— PROBLEM REQUIREMENTS —
Will you output all of the data below exactly, omitting the images?

[START]

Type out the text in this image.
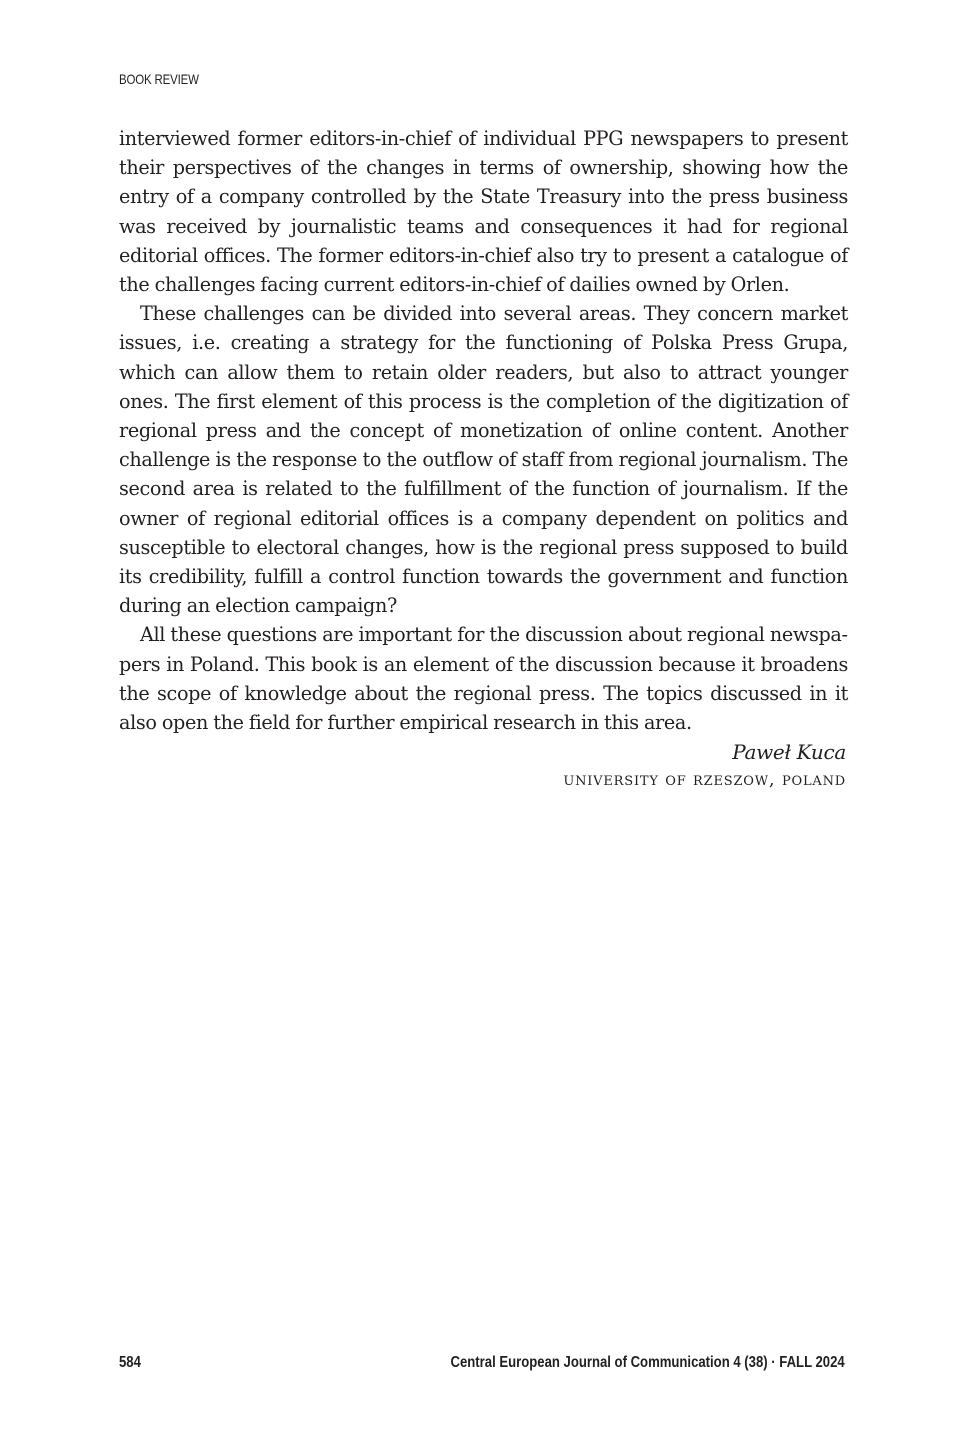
BOOK REVIEW

interviewed former editors-in-chief of individual PPG newspapers to present their perspectives of the changes in terms of ownership, showing how the entry of a company controlled by the State Treasury into the press business was received by journalistic teams and consequences it had for regional editorial offices. The former editors-in-chief also try to present a catalogue of the challenges facing current editors-in-chief of dailies owned by Orlen.

These challenges can be divided into several areas. They concern market issues, i.e. creating a strategy for the functioning of Polska Press Grupa, which can allow them to retain older readers, but also to attract younger ones. The first element of this process is the completion of the digitization of regional press and the concept of monetization of online content. Another challenge is the response to the outflow of staff from regional journalism. The second area is related to the fulfillment of the function of journalism. If the owner of regional editorial offices is a company dependent on politics and susceptible to electoral changes, how is the regional press supposed to build its credibility, fulfill a control function towards the government and function during an election campaign?

All these questions are important for the discussion about regional newspapers in Poland. This book is an element of the discussion because it broadens the scope of knowledge about the regional press. The topics discussed in it also open the field for further empirical research in this area.

Paweł Kuca
university of rzeszow, poland
584	Central European Journal of Communication 4 (38) · FALL 2024
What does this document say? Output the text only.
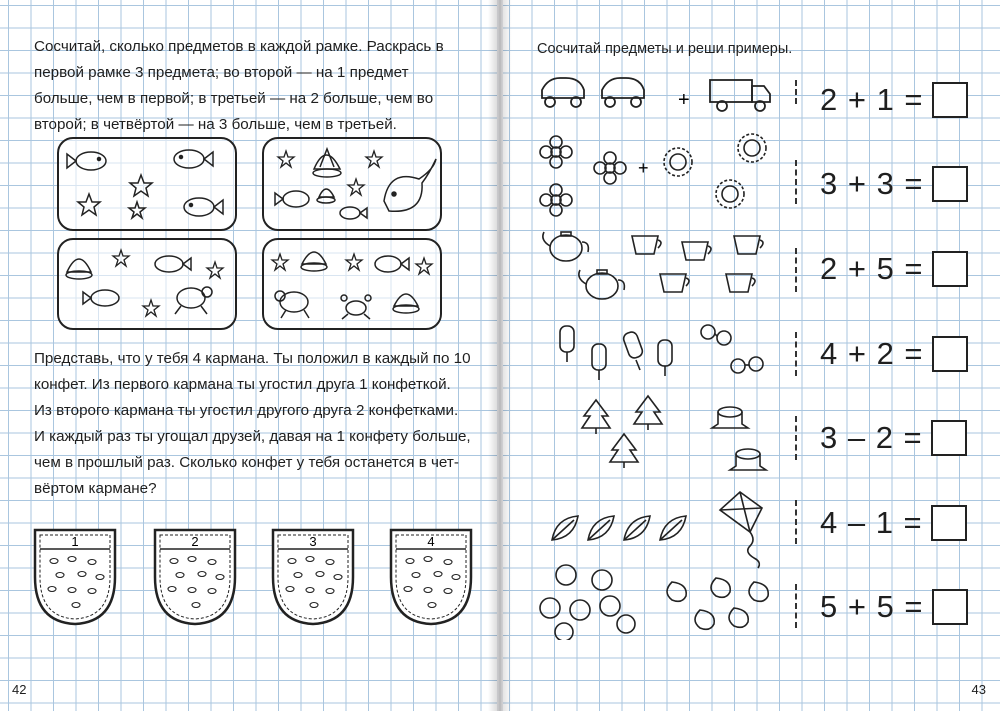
Сосчитай, сколько предметов в каждой рамке. Раскрась в
первой рамке 3 предмета; во второй — на 1 предмет
больше, чем в первой; в третьей — на 2 больше, чем во
второй; в четвёртой — на 3 больше, чем в третьей.
Представь, что у тебя 4 кармана. Ты положил в каждый по 10
конфет. Из первого кармана ты угостил друга 1 конфеткой.
Из второго кармана ты угостил другого друга 2 конфетками.
И каждый раз ты угощал друзей, давая на 1 конфету больше,
чем в прошлый раз. Сколько конфет у тебя останется в чет-
вёртом кармане?
1	2	3	4
42
Сосчитай предметы и реши примеры.
43
+
+
2 + 1 =
3 + 3 =
2 + 5 =
4 + 2 =
3 – 2 =
4 – 1 =
5 + 5 =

[END]

— OUTPUT FOR THIS EXERCISE —
Type out the text in this image.
BOOK REVIEW

interviewed former editors-in-chief of individual PPG newspapers to present their perspectives of the changes in terms of ownership, showing how the entry of a company controlled by the State Treasury into the press business was received by journalistic teams and consequences it had for regional editorial offices. The former editors-in-chief also try to present a catalogue of the challenges facing current editors-in-chief of dailies owned by Orlen.

These challenges can be divided into several areas. They concern market issues, i.e. creating a strategy for the functioning of Polska Press Grupa, which can allow them to retain older readers, but also to attract younger ones. The first element of this process is the completion of the digitization of regional press and the concept of monetization of online content. Another challenge is the response to the outflow of staff from regional journalism. The second area is related to the fulfillment of the function of journalism. If the owner of regional editorial offices is a company dependent on politics and susceptible to electoral changes, how is the regional press supposed to build its credibility, fulfill a control function towards the government and function during an election campaign?

All these questions are important for the discussion about regional newspapers in Poland. This book is an element of the discussion because it broadens the scope of knowledge about the regional press. The topics discussed in it also open the field for further empirical research in this area.

Paweł Kuca
university of rzeszow, poland
584	Central European Journal of Communication 4 (38) · FALL 2024
What does this document say? Output the text only.
Сосчитай, сколько предметов в каждой рамке. Раскрась в
первой рамке 3 предмета; во второй — на 1 предмет
больше, чем в первой; в третьей — на 2 больше, чем во
второй; в четвёртой — на 3 больше, чем в третьей.
Представь, что у тебя 4 кармана. Ты положил в каждый по 10
конфет. Из первого кармана ты угостил друга 1 конфеткой.
Из второго кармана ты угостил другого друга 2 конфетками.
И каждый раз ты угощал друзей, давая на 1 конфету больше,
чем в прошлый раз. Сколько конфет у тебя останется в чет-
вёртом кармане?
1	2	3	4
42
Сосчитай предметы и реши примеры.
43
+
+
2 + 1 =
3 + 3 =
2 + 5 =
4 + 2 =
3 – 2 =
4 – 1 =
5 + 5 =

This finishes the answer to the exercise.